OBJECTIVE
Copy out the entries in full and with complete accuracy; pictures are excluded.

Dataset rows about figures:
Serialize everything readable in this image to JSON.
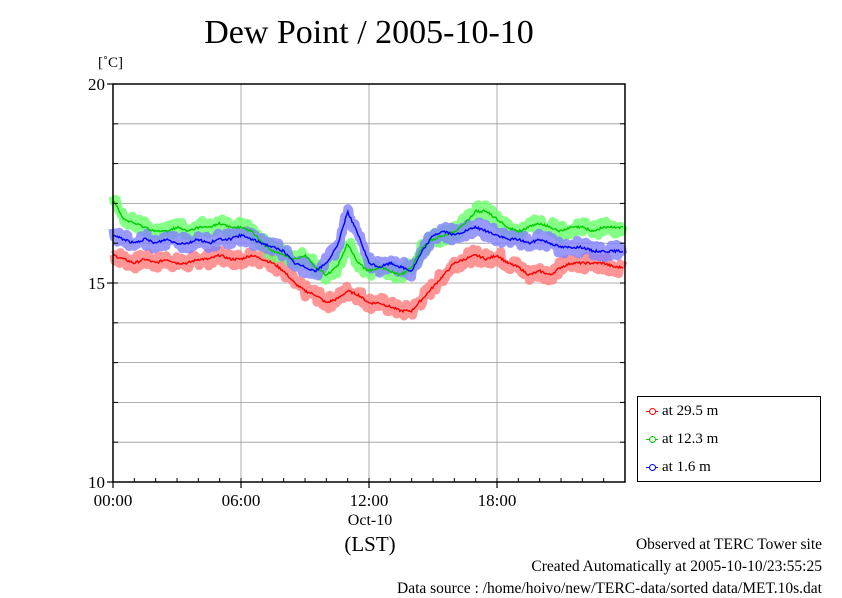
{
  "title": "Dew Point / 2005-10-10",
  "unit_label": "[˚C]",
  "footer": {
    "line1": "Observed at TERC Tower site",
    "line2": "Created Automatically at 2005-10-10/23:55:25",
    "line3": "Data source : /home/hoivo/new/TERC-data/sorted  data/MET.10s.dat"
  },
  "chart_data": {
    "type": "line",
    "title": "Dew Point / 2005-10-10",
    "ylabel": "[˚C]",
    "xlabel": "(LST)",
    "date_label": "Oct-10",
    "ylim": [
      10,
      20
    ],
    "xlim": [
      0,
      24
    ],
    "y_ticks": [
      10,
      15,
      20
    ],
    "y_gridlines": [
      11,
      12,
      13,
      14,
      15,
      16,
      17,
      18,
      19
    ],
    "x_ticks": [
      {
        "value": 0,
        "label": "00:00"
      },
      {
        "value": 6,
        "label": "06:00"
      },
      {
        "value": 12,
        "label": "12:00"
      },
      {
        "value": 18,
        "label": "18:00"
      }
    ],
    "x_gridlines": [
      6,
      12,
      18
    ],
    "grid": true,
    "legend_position": "bottom-right, outside plot",
    "x": [
      0,
      0.5,
      1,
      1.5,
      2,
      2.5,
      3,
      3.5,
      4,
      4.5,
      5,
      5.5,
      6,
      6.5,
      7,
      7.5,
      8,
      8.5,
      9,
      9.5,
      10,
      10.5,
      11,
      11.5,
      12,
      12.5,
      13,
      13.5,
      14,
      14.5,
      15,
      15.5,
      16,
      16.5,
      17,
      17.5,
      18,
      18.5,
      19,
      19.5,
      20,
      20.5,
      21,
      21.5,
      22,
      22.5,
      23,
      23.5
    ],
    "series": [
      {
        "name": "at 29.5 m",
        "color": "#ff0000",
        "band_color": "#ff7a7a",
        "values": [
          15.7,
          15.6,
          15.5,
          15.6,
          15.5,
          15.6,
          15.5,
          15.5,
          15.6,
          15.6,
          15.7,
          15.6,
          15.6,
          15.7,
          15.6,
          15.5,
          15.3,
          15.0,
          14.8,
          14.7,
          14.5,
          14.6,
          14.8,
          14.7,
          14.5,
          14.5,
          14.4,
          14.3,
          14.3,
          14.6,
          14.9,
          15.2,
          15.5,
          15.6,
          15.7,
          15.6,
          15.7,
          15.5,
          15.4,
          15.2,
          15.3,
          15.2,
          15.4,
          15.5,
          15.5,
          15.5,
          15.5,
          15.4
        ]
      },
      {
        "name": "at 12.3 m",
        "color": "#00cc00",
        "band_color": "#66ff66",
        "values": [
          17.1,
          16.6,
          16.5,
          16.4,
          16.3,
          16.3,
          16.4,
          16.3,
          16.4,
          16.4,
          16.5,
          16.4,
          16.4,
          16.3,
          16.0,
          15.8,
          15.7,
          15.6,
          15.7,
          15.4,
          15.2,
          15.4,
          16.0,
          15.5,
          15.3,
          15.4,
          15.3,
          15.2,
          15.4,
          15.9,
          16.1,
          16.2,
          16.3,
          16.5,
          16.8,
          16.8,
          16.6,
          16.4,
          16.3,
          16.4,
          16.5,
          16.4,
          16.3,
          16.4,
          16.4,
          16.3,
          16.4,
          16.4
        ]
      },
      {
        "name": "at 1.6 m",
        "color": "#0000ff",
        "band_color": "#8080ff",
        "values": [
          16.2,
          16.1,
          16.0,
          16.1,
          16.0,
          16.1,
          16.0,
          16.0,
          16.1,
          16.0,
          16.1,
          16.1,
          16.2,
          16.1,
          16.0,
          15.9,
          15.8,
          15.5,
          15.4,
          15.3,
          15.5,
          15.9,
          16.8,
          16.2,
          15.5,
          15.4,
          15.5,
          15.4,
          15.3,
          15.8,
          16.2,
          16.3,
          16.2,
          16.3,
          16.4,
          16.3,
          16.2,
          16.1,
          16.1,
          16.0,
          16.1,
          16.0,
          15.9,
          15.9,
          15.9,
          15.8,
          15.8,
          15.8
        ]
      }
    ]
  }
}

TASK RESULT
Serialize everything readable in this image to JSON.
{
  "title": "Dew Point / 2005-10-10",
  "unit_label": "[˚C]",
  "footer": {
    "line1": "Observed at TERC Tower site",
    "line2": "Created Automatically at 2005-10-10/23:55:25",
    "line3": "Data source : /home/hoivo/new/TERC-data/sorted  data/MET.10s.dat"
  },
  "chart_data": {
    "type": "line",
    "title": "Dew Point / 2005-10-10",
    "ylabel": "[˚C]",
    "xlabel": "(LST)",
    "date_label": "Oct-10",
    "ylim": [
      10,
      20
    ],
    "xlim": [
      0,
      24
    ],
    "y_ticks": [
      10,
      15,
      20
    ],
    "y_gridlines": [
      11,
      12,
      13,
      14,
      15,
      16,
      17,
      18,
      19
    ],
    "x_ticks": [
      {
        "value": 0,
        "label": "00:00"
      },
      {
        "value": 6,
        "label": "06:00"
      },
      {
        "value": 12,
        "label": "12:00"
      },
      {
        "value": 18,
        "label": "18:00"
      }
    ],
    "x_gridlines": [
      6,
      12,
      18
    ],
    "grid": true,
    "legend_position": "bottom-right, outside plot",
    "x": [
      0,
      0.5,
      1,
      1.5,
      2,
      2.5,
      3,
      3.5,
      4,
      4.5,
      5,
      5.5,
      6,
      6.5,
      7,
      7.5,
      8,
      8.5,
      9,
      9.5,
      10,
      10.5,
      11,
      11.5,
      12,
      12.5,
      13,
      13.5,
      14,
      14.5,
      15,
      15.5,
      16,
      16.5,
      17,
      17.5,
      18,
      18.5,
      19,
      19.5,
      20,
      20.5,
      21,
      21.5,
      22,
      22.5,
      23,
      23.5
    ],
    "series": [
      {
        "name": "at 29.5 m",
        "color": "#ff0000",
        "band_color": "#ff7a7a",
        "values": [
          15.7,
          15.6,
          15.5,
          15.6,
          15.5,
          15.6,
          15.5,
          15.5,
          15.6,
          15.6,
          15.7,
          15.6,
          15.6,
          15.7,
          15.6,
          15.5,
          15.3,
          15.0,
          14.8,
          14.7,
          14.5,
          14.6,
          14.8,
          14.7,
          14.5,
          14.5,
          14.4,
          14.3,
          14.3,
          14.6,
          14.9,
          15.2,
          15.5,
          15.6,
          15.7,
          15.6,
          15.7,
          15.5,
          15.4,
          15.2,
          15.3,
          15.2,
          15.4,
          15.5,
          15.5,
          15.5,
          15.5,
          15.4
        ]
      },
      {
        "name": "at 12.3 m",
        "color": "#00cc00",
        "band_color": "#66ff66",
        "values": [
          17.1,
          16.6,
          16.5,
          16.4,
          16.3,
          16.3,
          16.4,
          16.3,
          16.4,
          16.4,
          16.5,
          16.4,
          16.4,
          16.3,
          16.0,
          15.8,
          15.7,
          15.6,
          15.7,
          15.4,
          15.2,
          15.4,
          16.0,
          15.5,
          15.3,
          15.4,
          15.3,
          15.2,
          15.4,
          15.9,
          16.1,
          16.2,
          16.3,
          16.5,
          16.8,
          16.8,
          16.6,
          16.4,
          16.3,
          16.4,
          16.5,
          16.4,
          16.3,
          16.4,
          16.4,
          16.3,
          16.4,
          16.4
        ]
      },
      {
        "name": "at 1.6 m",
        "color": "#0000ff",
        "band_color": "#8080ff",
        "values": [
          16.2,
          16.1,
          16.0,
          16.1,
          16.0,
          16.1,
          16.0,
          16.0,
          16.1,
          16.0,
          16.1,
          16.1,
          16.2,
          16.1,
          16.0,
          15.9,
          15.8,
          15.5,
          15.4,
          15.3,
          15.5,
          15.9,
          16.8,
          16.2,
          15.5,
          15.4,
          15.5,
          15.4,
          15.3,
          15.8,
          16.2,
          16.3,
          16.2,
          16.3,
          16.4,
          16.3,
          16.2,
          16.1,
          16.1,
          16.0,
          16.1,
          16.0,
          15.9,
          15.9,
          15.9,
          15.8,
          15.8,
          15.8
        ]
      }
    ]
  }
}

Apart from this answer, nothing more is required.